__DESCRIPTION OF THE TASK__
Tally up the lines carrying the string "приказа" and respond with only the resulting number.

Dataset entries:
---+---
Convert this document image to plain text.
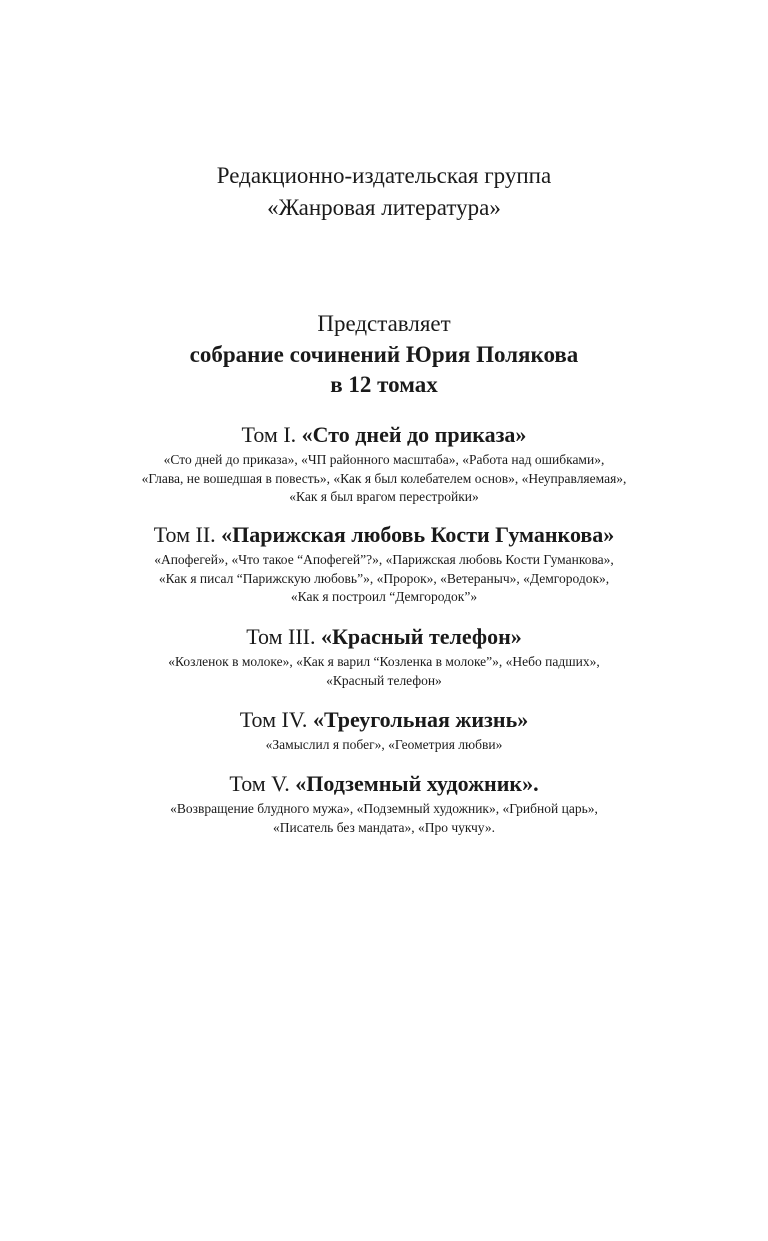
Редакционно-издательская группа
«Жанровая литература»
Представляет
собрание сочинений Юрия Полякова
в 12 томах
Том I. «Сто дней до приказа»
«Сто дней до приказа», «ЧП районного масштаба», «Работа над ошибками»,
«Глава, не вошедшая в повесть», «Как я был колебателем основ», «Неуправляемая»,
«Как я был врагом перестройки»
Том II. «Парижская любовь Кости Гуманкова»
«Апофегей», «Что такое “Апофегей”?», «Парижская любовь Кости Гуманкова»,
«Как я писал “Парижскую любовь”», «Пророк», «Ветераныч», «Демгородок»,
«Как я построил “Демгородок”»
Том III. «Красный телефон»
«Козленок в молоке», «Как я варил “Козленка в молоке”», «Небо падших»,
«Красный телефон»
Том IV. «Треугольная жизнь»
«Замыслил я побег», «Геометрия любви»
Том V. «Подземный художник».
«Возвращение блудного мужа», «Подземный художник», «Грибной царь»,
«Писатель без мандата», «Про чукчу».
---+---
__RESULT FOR THIS TASK__
2